● **EXERCISE**:
In the material below, identify each line bearing the word "peste". Reproduce those lines.

● **PROVIDED RECORDS**:

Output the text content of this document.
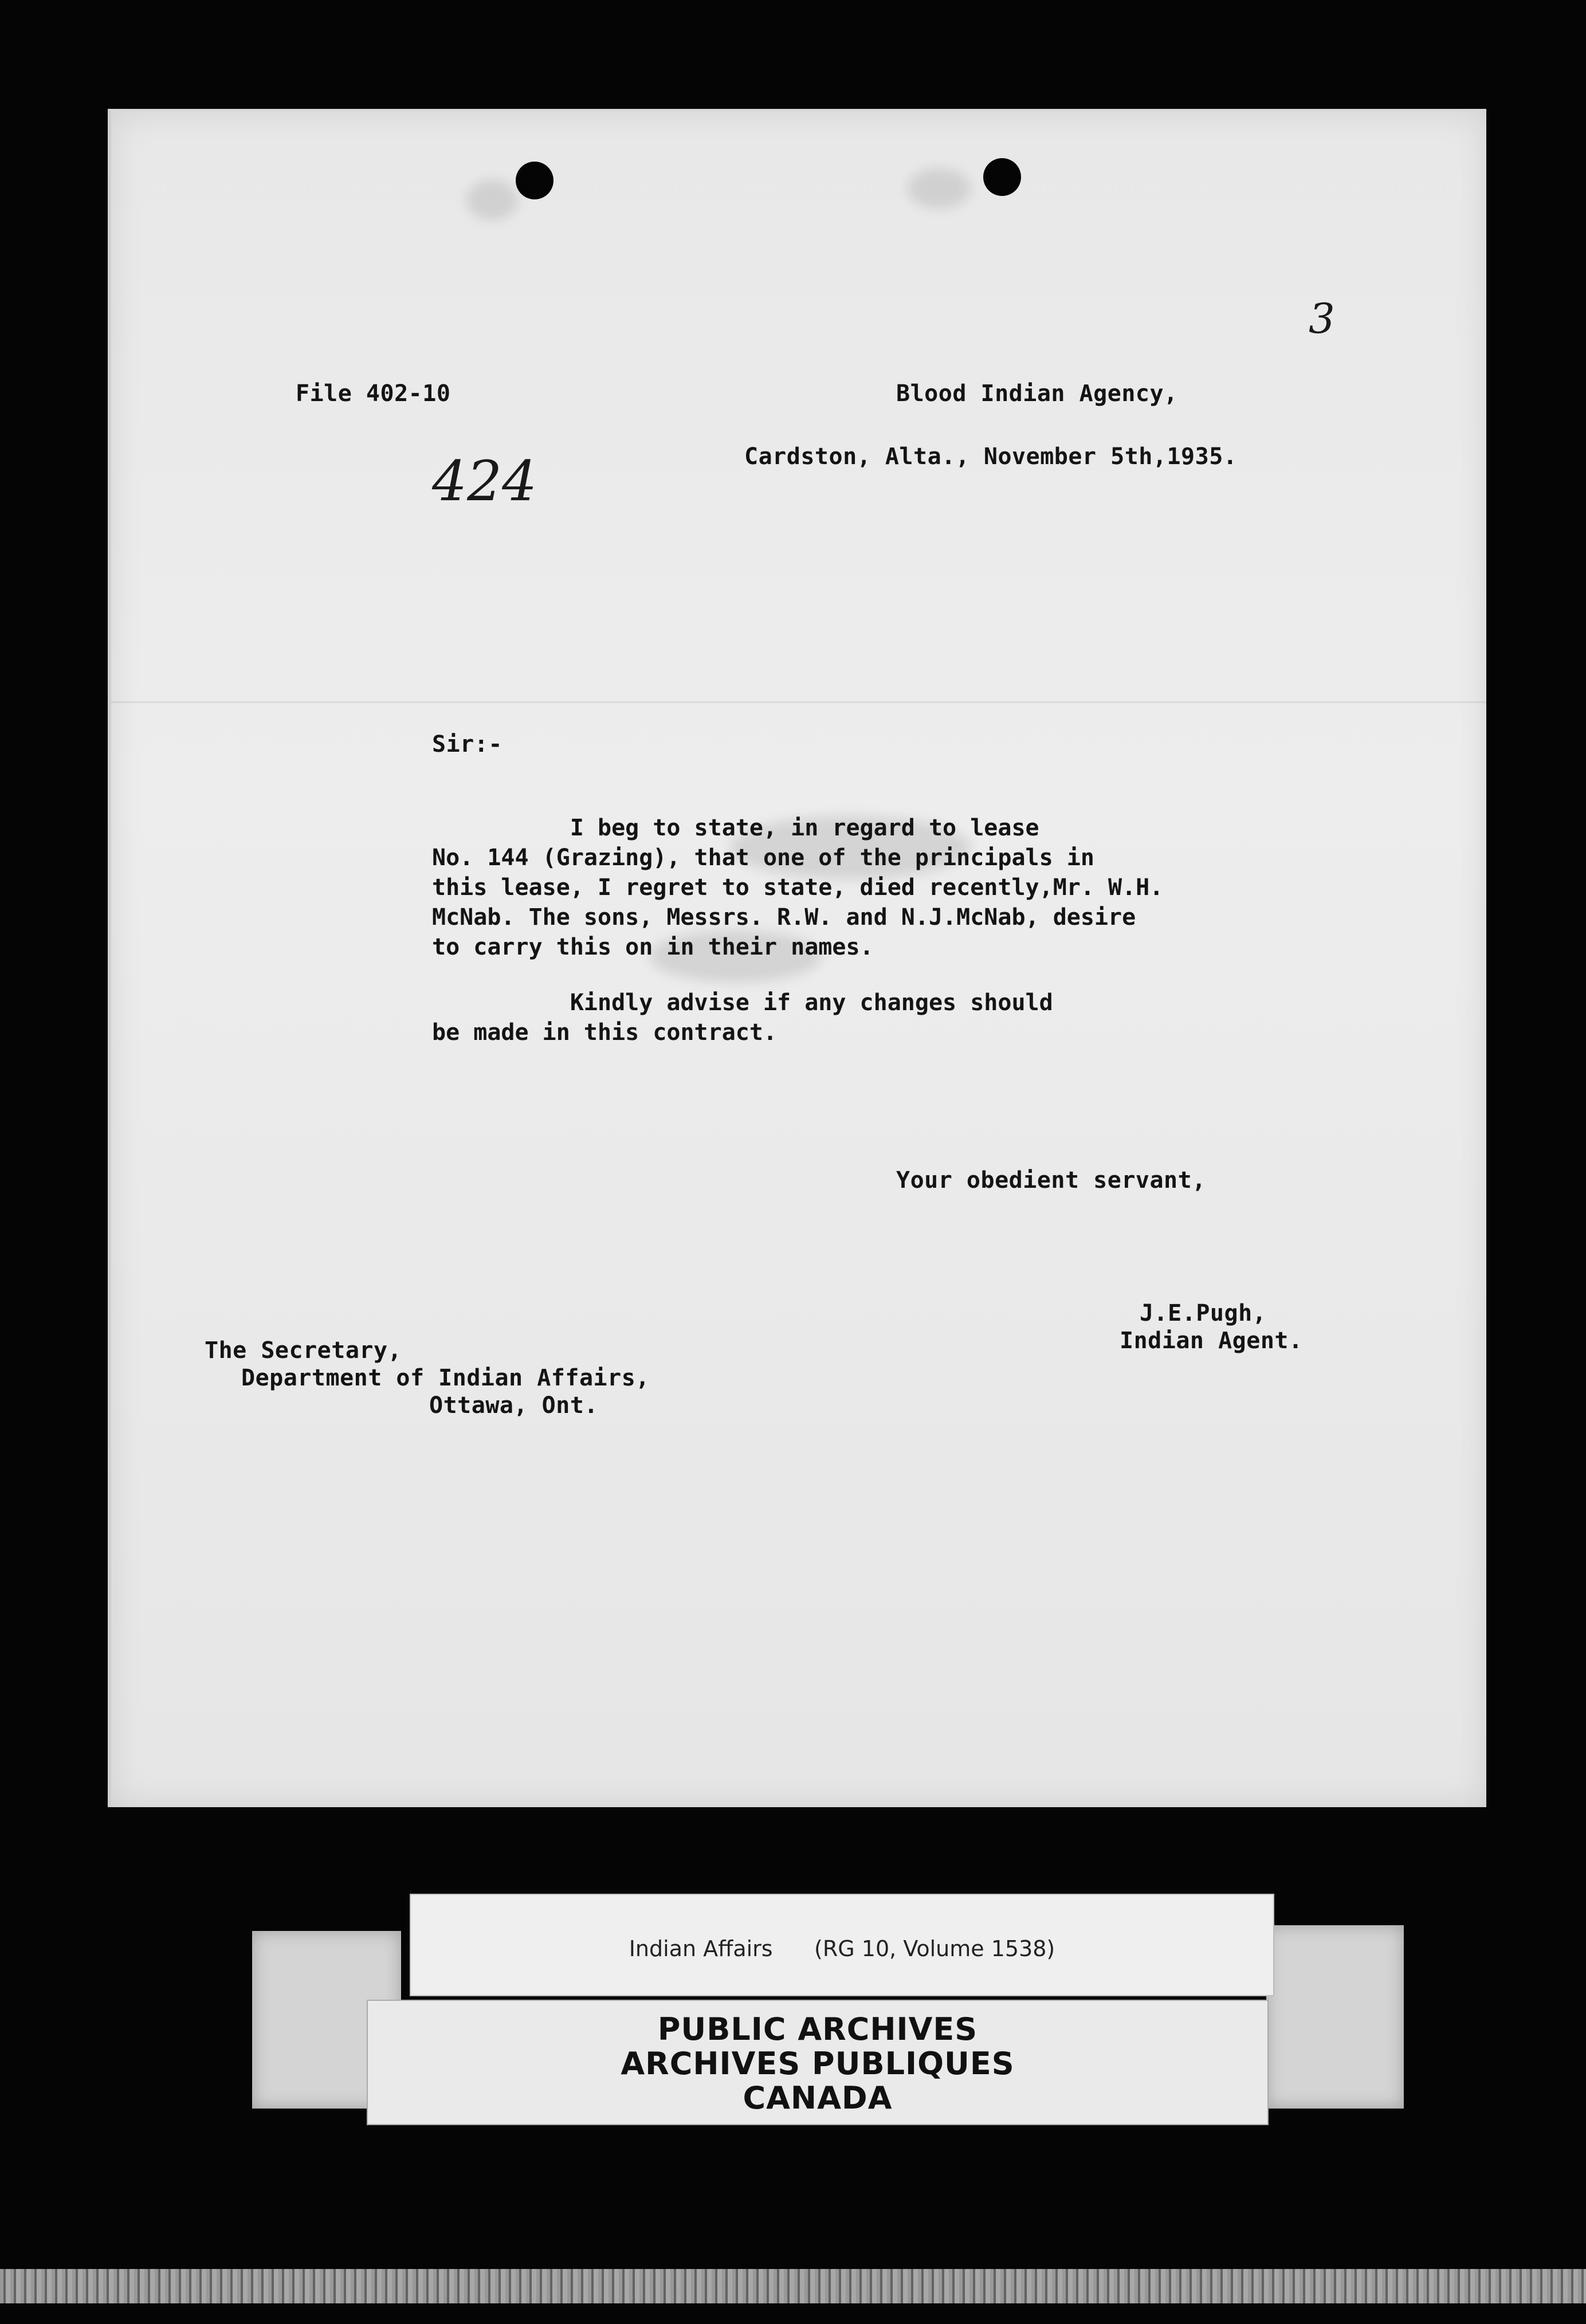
3
File 402-10
424
Blood Indian Agency,
Cardston, Alta., November 5th,1935.
Sir:-
I beg to state, in regard to lease
No. 144 (Grazing), that one of the principals in
this lease, I regret to state, died recently,Mr. W.H.
McNab. The sons, Messrs. R.W. and N.J.McNab, desire
to carry this on in their names.
Kindly advise if any changes should
be made in this contract.
Your obedient servant,
J.E.Pugh,
Indian Agent.
The Secretary,
Department of Indian Affairs,
Ottawa, Ont.
Indian Affairs      (RG 10, Volume 1538)
PUBLIC ARCHIVES
ARCHIVES PUBLIQUES
CANADA
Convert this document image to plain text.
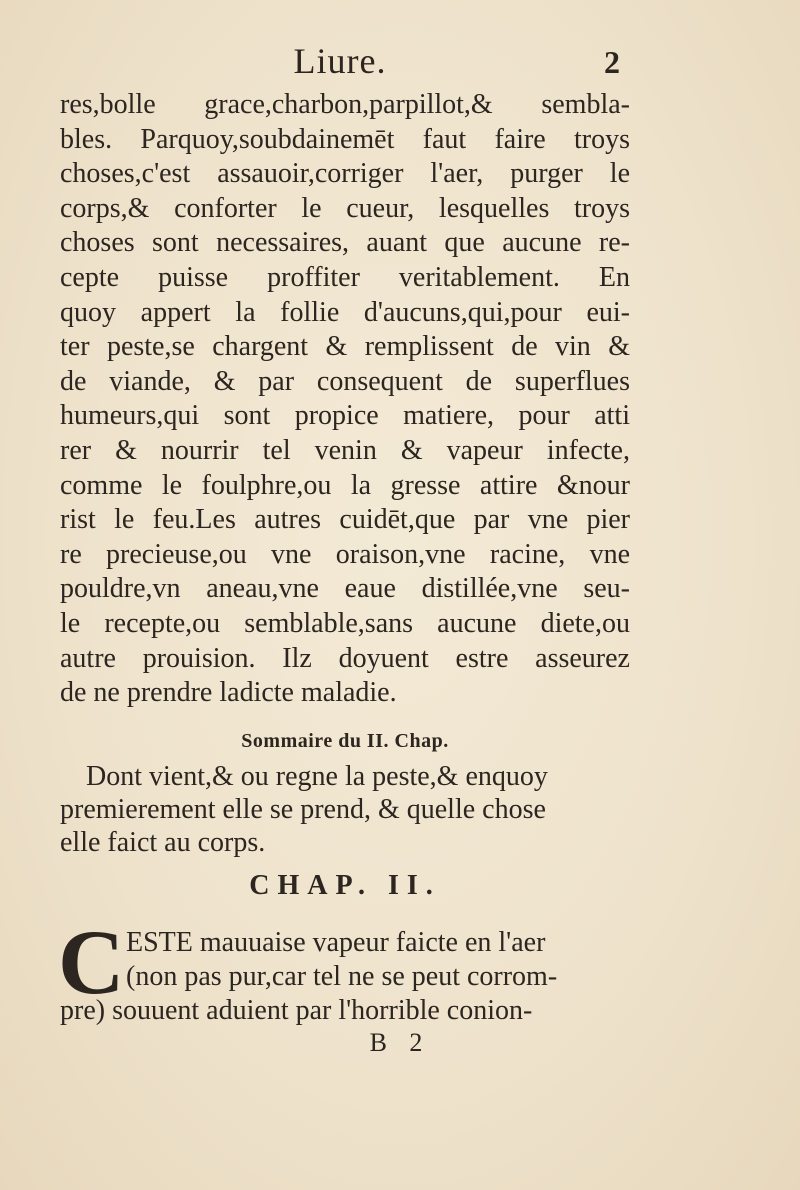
Liure.	2
res,bolle grace,charbon,parpillot,& sembla-
bles. Parquoy,soubdainemēt faut faire troys
choses,c'est assauoir,corriger l'aer, purger le
corps,& conforter le cueur, lesquelles troys
choses sont necessaires, auant que aucune re-
cepte puisse proffiter veritablement. En
quoy appert la follie d'aucuns,qui,pour eui-
ter peste,se chargent & remplissent de vin &
de viande, & par consequent de superflues
humeurs,qui sont propice matiere, pour atti
rer & nourrir tel venin & vapeur infecte,
comme le foulphre,ou la gresse attire &nour
rist le feu.Les autres cuidēt,que par vne pier
re precieuse,ou vne oraison,vne racine, vne
pouldre,vn aneau,vne eaue distillée,vne seu-
le recepte,ou semblable,sans aucune diete,ou
autre prouision. Ilz doyuent estre asseurez
de ne prendre ladicte maladie.
Sommaire du II. Chap.
Dont vient,& ou regne la peste,& enquoy
premierement elle se prend, & quelle chose
elle faict au corps.
CHAP. II.
C ESTE mauuaise vapeur faicte en l'aer
(non pas pur,car tel ne se peut corrom-
pre) souuent aduient par l'horrible conion-
B 2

● **EXERCISE ANSWER**:
ter peste,se chargent & remplissent de vin &
Dont vient,& ou regne la peste,& enquoy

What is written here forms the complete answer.